- _Stated problem_
Exactly as written, quote every line that follows, skipping the images.

(Lines of data)
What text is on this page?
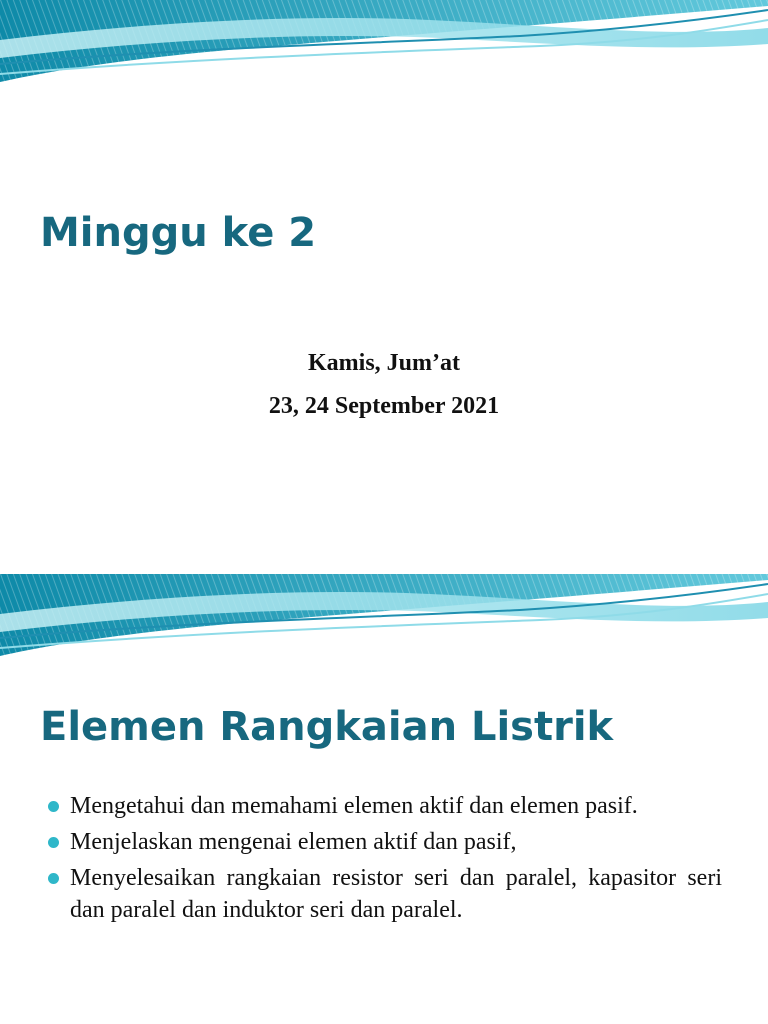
Minggu ke 2
Kamis, Jum’at
23, 24 September 2021
Elemen Rangkaian Listrik
Mengetahui dan memahami elemen aktif dan elemen pasif.
Menjelaskan mengenai elemen aktif dan pasif,
Menyelesaikan rangkaian resistor seri dan paralel, kapasitor seri dan paralel dan induktor seri dan paralel.
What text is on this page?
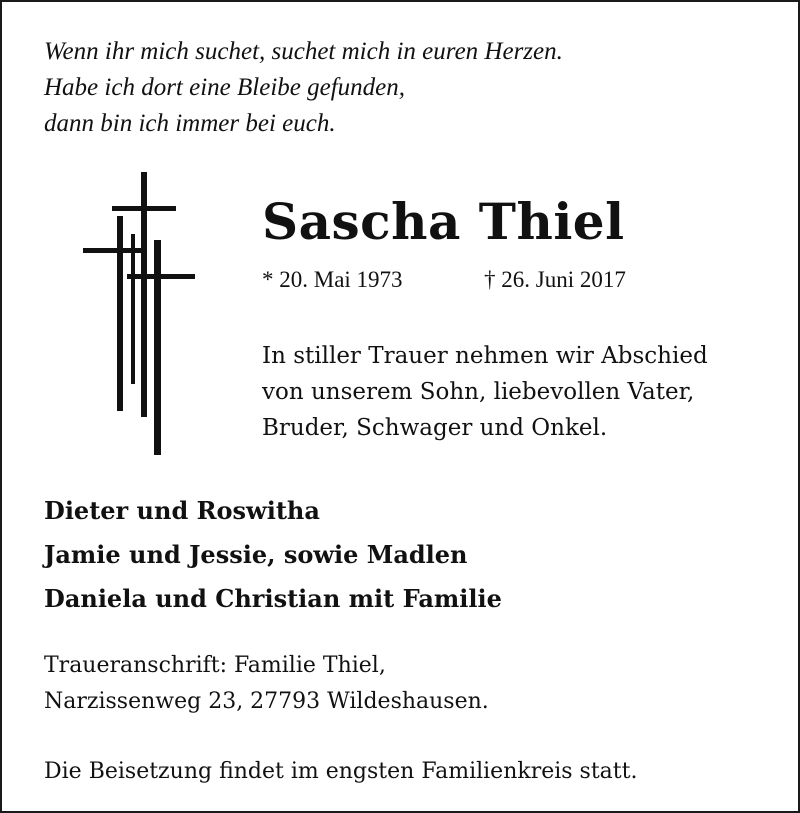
Wenn ihr mich suchet, suchet mich in euren Herzen.
Habe ich dort eine Bleibe gefunden,
dann bin ich immer bei euch.
Sascha Thiel
* 20. Mai 1973	† 26. Juni 2017
In stiller Trauer nehmen wir Abschied
von unserem Sohn, liebevollen Vater,
Bruder, Schwager und Onkel.
Dieter und Roswitha
Jamie und Jessie, sowie Madlen
Daniela und Christian mit Familie
Traueranschrift: Familie Thiel,
Narzissenweg 23, 27793 Wildeshausen.
Die Beisetzung findet im engsten Familienkreis statt.
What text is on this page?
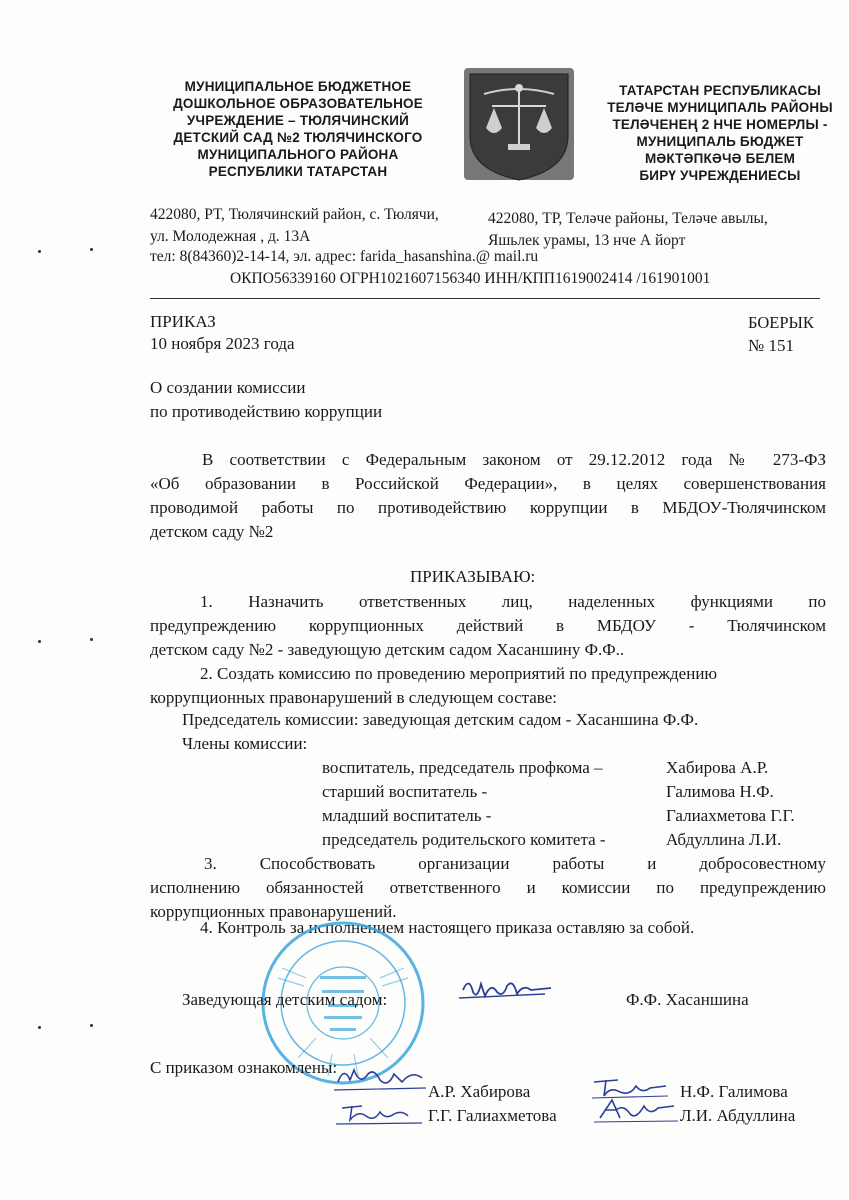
МУНИЦИПАЛЬНОЕ БЮДЖЕТНОЕ
ДОШКОЛЬНОЕ ОБРАЗОВАТЕЛЬНОЕ
УЧРЕЖДЕНИЕ – ТЮЛЯЧИНСКИЙ
ДЕТСКИЙ САД №2 ТЮЛЯЧИНСКОГО
МУНИЦИПАЛЬНОГО РАЙОНА
РЕСПУБЛИКИ ТАТАРСТАН
ТАТАРСТАН РЕСПУБЛИКАСЫ
ТЕЛӘЧЕ МУНИЦИПАЛЬ РАЙОНЫ
ТЕЛӘЧЕНЕҢ 2 НЧЕ НОМЕРЛЫ -
МУНИЦИПАЛЬ БЮДЖЕТ
МӘКТӘПКӘЧӘ БЕЛЕМ
БИРҮ УЧРЕЖДЕНИЕСЫ
422080, РТ, Тюлячинский район, с. Тюлячи,
ул. Молодежная , д. 13А
422080, ТР, Теләче районы, Теләче авылы,
Яшьлек урамы, 13 нче А йорт
тел: 8(84360)2-14-14, эл. адрес: farida_hasanshina.@ mail.ru
ОКПО56339160 ОГРН1021607156340 ИНН/КПП1619002414 /161901001
ПРИКАЗ
10 ноября 2023 года
БОЕРЫК
№ 151
О создании комиссии
по противодействию коррупции
В соответствии с Федеральным законом от 29.12.2012 года № 273-ФЗ
«Об образовании в Российской Федерации», в целях совершенствования
проводимой работы по противодействию коррупции в МБДОУ-Тюлячинском
детском саду №2
ПРИКАЗЫВАЮ:
1. Назначить ответственных лиц, наделенных функциями по
предупреждению коррупционных действий в МБДОУ - Тюлячинском
детском саду №2 - заведующую детским садом Хасаншину Ф.Ф..
2. Создать комиссию по проведению мероприятий по предупреждению
коррупционных правонарушений в следующем составе:
Председатель комиссии: заведующая детским садом - Хасаншина Ф.Ф.
Члены комиссии:
воспитатель, председатель профкома –	Хабирова А.Р.
старший воспитатель -	Галимова Н.Ф.
младший воспитатель -	Галиахметова Г.Г.
председатель родительского комитета -	Абдуллина Л.И.
3. Способствовать организации работы и добросовестному
исполнению обязанностей ответственного и комиссии по предупреждению
коррупционных правонарушений.
4. Контроль за исполнением настоящего приказа оставляю за собой.
Заведующая детским садом:	Ф.Ф. Хасаншина
С приказом ознакомлены:
А.Р. Хабирова	Н.Ф. Галимова
Г.Г. Галиахметова	Л.И. Абдуллина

- _The completed task_
What text is on this page?
Minggu ke 2
Kamis, Jum’at
23, 24 September 2021
Elemen Rangkaian Listrik
Mengetahui dan memahami elemen aktif dan elemen pasif.
Menjelaskan mengenai elemen aktif dan pasif,
Menyelesaikan rangkaian resistor seri dan paralel, kapasitor seri dan paralel dan induktor seri dan paralel.
What text is on this page?
Wenn ihr mich suchet, suchet mich in euren Herzen.
Habe ich dort eine Bleibe gefunden,
dann bin ich immer bei euch.
Sascha Thiel
* 20. Mai 1973	† 26. Juni 2017
In stiller Trauer nehmen wir Abschied
von unserem Sohn, liebevollen Vater,
Bruder, Schwager und Onkel.
Dieter und Roswitha
Jamie und Jessie, sowie Madlen
Daniela und Christian mit Familie
Traueranschrift: Familie Thiel,
Narzissenweg 23, 27793 Wildeshausen.
Die Beisetzung findet im engsten Familienkreis statt.
What text is on this page?
МУНИЦИПАЛЬНОЕ БЮДЖЕТНОЕ
ДОШКОЛЬНОЕ ОБРАЗОВАТЕЛЬНОЕ
УЧРЕЖДЕНИЕ – ТЮЛЯЧИНСКИЙ
ДЕТСКИЙ САД №2 ТЮЛЯЧИНСКОГО
МУНИЦИПАЛЬНОГО РАЙОНА
РЕСПУБЛИКИ ТАТАРСТАН
ТАТАРСТАН РЕСПУБЛИКАСЫ
ТЕЛӘЧЕ МУНИЦИПАЛЬ РАЙОНЫ
ТЕЛӘЧЕНЕҢ 2 НЧЕ НОМЕРЛЫ -
МУНИЦИПАЛЬ БЮДЖЕТ
МӘКТӘПКӘЧӘ БЕЛЕМ
БИРҮ УЧРЕЖДЕНИЕСЫ
422080, РТ, Тюлячинский район, с. Тюлячи,
ул. Молодежная , д. 13А
422080, ТР, Теләче районы, Теләче авылы,
Яшьлек урамы, 13 нче А йорт
тел: 8(84360)2-14-14, эл. адрес: farida_hasanshina.@ mail.ru
ОКПО56339160 ОГРН1021607156340 ИНН/КПП1619002414 /161901001
ПРИКАЗ
10 ноября 2023 года
БОЕРЫК
№ 151
О создании комиссии
по противодействию коррупции
В соответствии с Федеральным законом от 29.12.2012 года № 273-ФЗ
«Об образовании в Российской Федерации», в целях совершенствования
проводимой работы по противодействию коррупции в МБДОУ-Тюлячинском
детском саду №2
ПРИКАЗЫВАЮ:
1. Назначить ответственных лиц, наделенных функциями по
предупреждению коррупционных действий в МБДОУ - Тюлячинском
детском саду №2 - заведующую детским садом Хасаншину Ф.Ф..
2. Создать комиссию по проведению мероприятий по предупреждению
коррупционных правонарушений в следующем составе:
Председатель комиссии: заведующая детским садом - Хасаншина Ф.Ф.
Члены комиссии:
воспитатель, председатель профкома –	Хабирова А.Р.
старший воспитатель -	Галимова Н.Ф.
младший воспитатель -	Галиахметова Г.Г.
председатель родительского комитета -	Абдуллина Л.И.
3. Способствовать организации работы и добросовестному
исполнению обязанностей ответственного и комиссии по предупреждению
коррупционных правонарушений.
4. Контроль за исполнением настоящего приказа оставляю за собой.
Заведующая детским садом:	Ф.Ф. Хасаншина
С приказом ознакомлены:
А.Р. Хабирова	Н.Ф. Галимова
Г.Г. Галиахметова	Л.И. Абдуллина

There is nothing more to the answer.